>> start Dataset entries

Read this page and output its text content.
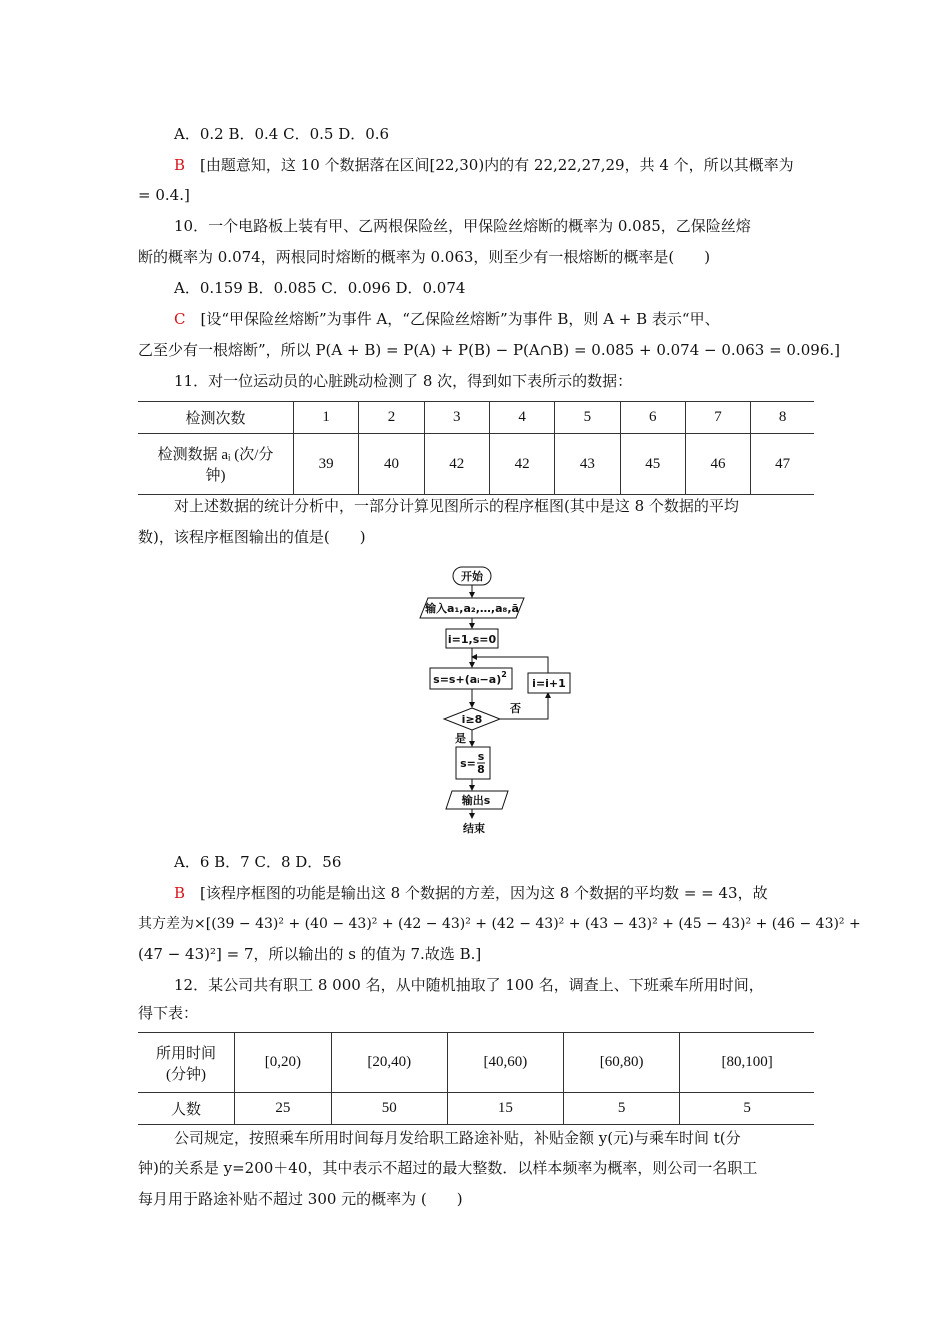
A．0.2 B．0.4 C．0.5 D．0.6
B　 [由题意知，这 10 个数据落在区间[22,30)内的有 22,22,27,29，共 4 个，所以其概率为
= 0.4.]
10．一个电路板上装有甲、乙两根保险丝，甲保险丝熔断的概率为 0.085，乙保险丝熔
断的概率为 0.074，两根同时熔断的概率为 0.063，则至少有一根熔断的概率是(　　)
A．0.159 B．0.085 C．0.096 D．0.074
C　 [设“甲保险丝熔断”为事件 A，“乙保险丝熔断”为事件 B，则 A + B 表示“甲、
乙至少有一根熔断”，所以 P(A + B) = P(A) + P(B) − P(A∩B) = 0.085 + 0.074 − 0.063 = 0.096.]
11．对一位运动员的心脏跳动检测了 8 次，得到如下表所示的数据：
检测次数	1	2	3	4	5	6	7	8

检测数据 aᵢ (次/分
钟)	39	40	42	42	43	45	46	47
对上述数据的统计分析中，一部分计算见图所示的程序框图(其中是这 8 个数据的平均
数)，该程序框图输出的值是(　　)
开始
输入a₁,a₂,…,a₈,ā
i=1,s=0
s=s+(aᵢ−a)$^2$
i≥8
否
i=i+1
是
s=
s
8
输出s
结束
A．6 B．7 C．8 D．56
B　 [该程序框图的功能是输出这 8 个数据的方差，因为这 8 个数据的平均数 = = 43，故
其方差为×[(39 − 43)² + (40 − 43)² + (42 − 43)² + (42 − 43)² + (43 − 43)² + (45 − 43)² + (46 − 43)² +
(47 − 43)²] = 7，所以输出的 s 的值为 7.故选 B.]
12．某公司共有职工 8 000 名，从中随机抽取了 100 名，调查上、下班乘车所用时间，
得下表：
所用时间
(分钟)	[0,20)	[20,40)	[40,60)	[60,80)	[80,100]
人数	25	50	15	5	5
公司规定，按照乘车所用时间每月发给职工路途补贴，补贴金额 y(元)与乘车时间 t(分
钟)的关系是 y=200＋40，其中表示不超过的最大整数．以样本频率为概率，则公司一名职工
每月用于路途补贴不超过 300 元的概率为 (　　)
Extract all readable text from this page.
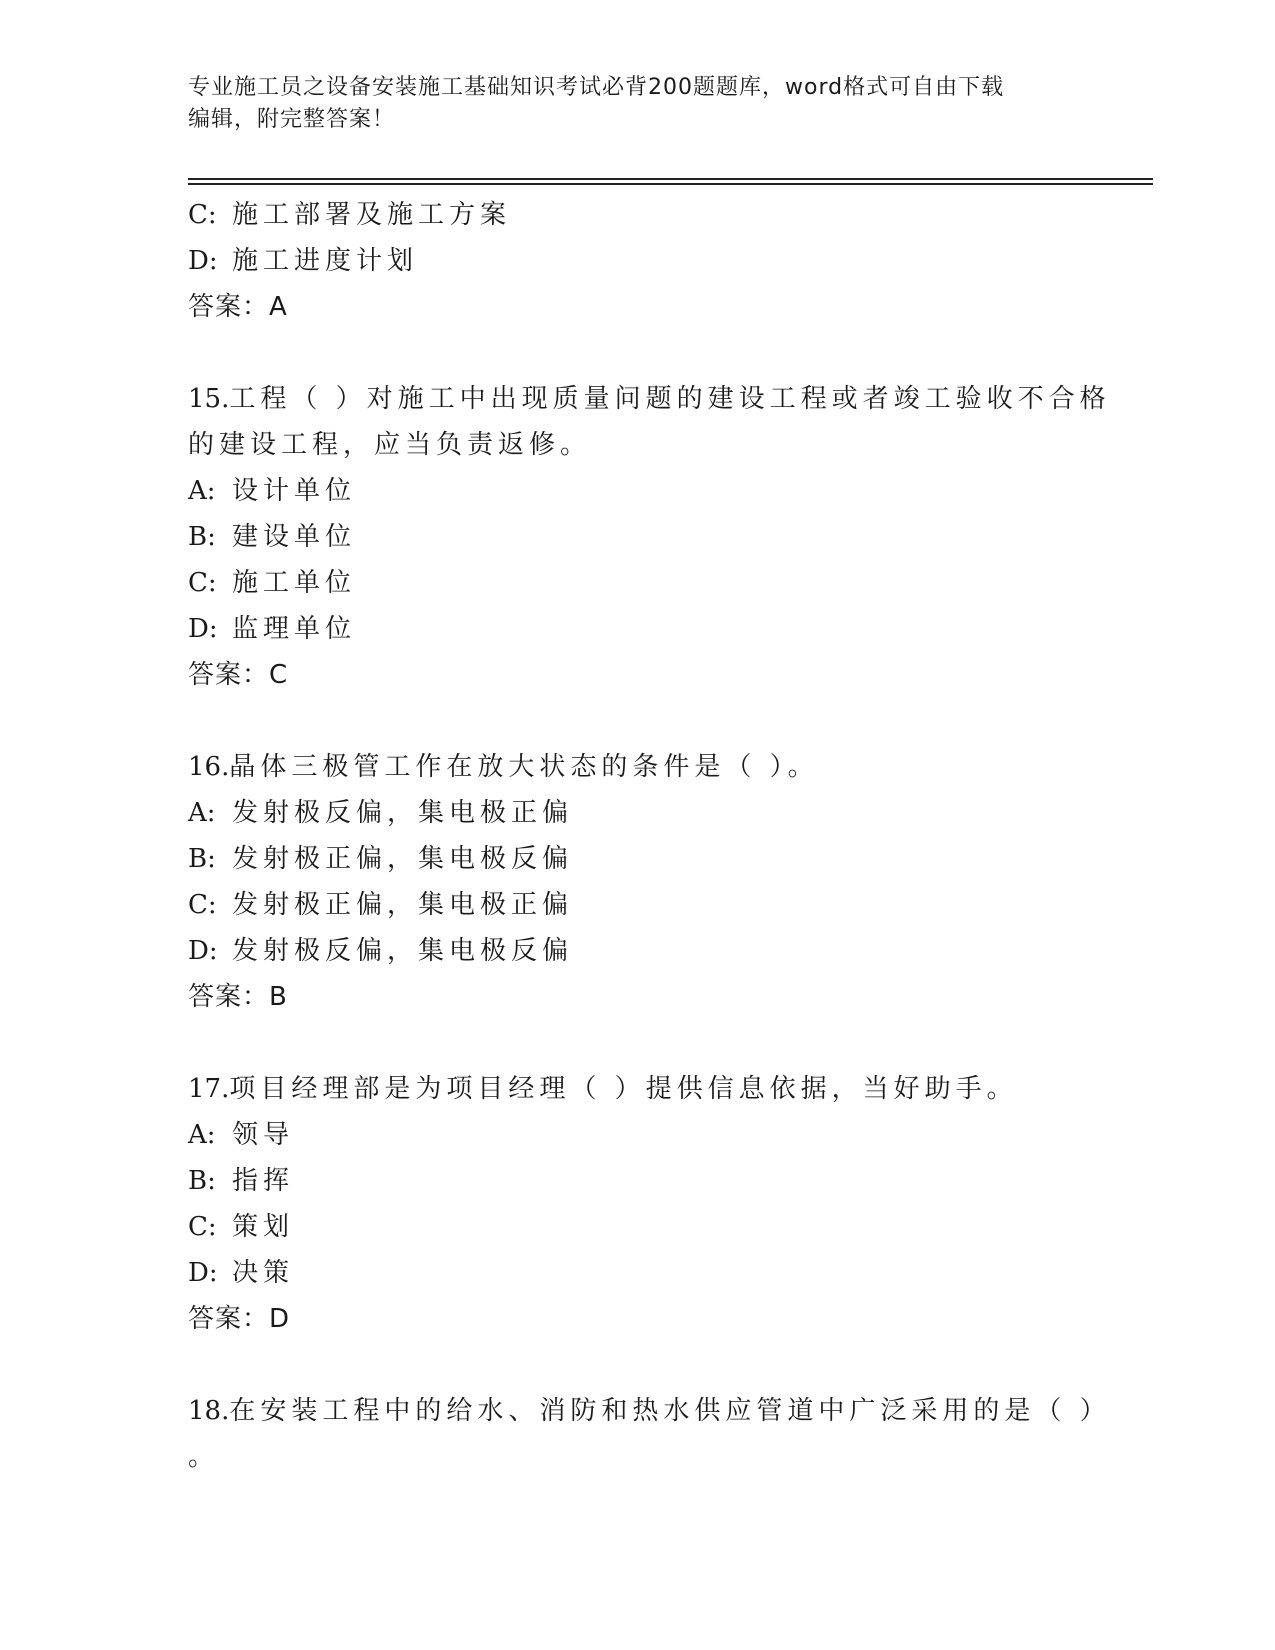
专业施工员之设备安装施工基础知识考试必背200题题库，word格式可自由下载
编辑，附完整答案！
C: 施工部署及施工方案
D: 施工进度计划
答案：A
15.工程（ ）对施工中出现质量问题的建设工程或者竣工验收不合格
的建设工程，应当负责返修。
A: 设计单位
B: 建设单位
C: 施工单位
D: 监理单位
答案：C
16.晶体三极管工作在放大状态的条件是（ ）。
A: 发射极反偏，集电极正偏
B: 发射极正偏，集电极反偏
C: 发射极正偏，集电极正偏
D: 发射极反偏，集电极反偏
答案：B
17.项目经理部是为项目经理（ ）提供信息依据，当好助手。
A: 领导
B: 指挥
C: 策划
D: 决策
答案：D
18.在安装工程中的给水、消防和热水供应管道中广泛采用的是（ ）
。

>> end Dataset entries

**Task brief**.
Gather and return every line that holds the string "text".

**Solution to the exercise**.
Read this page and output its text content.
Extract all readable text from this page.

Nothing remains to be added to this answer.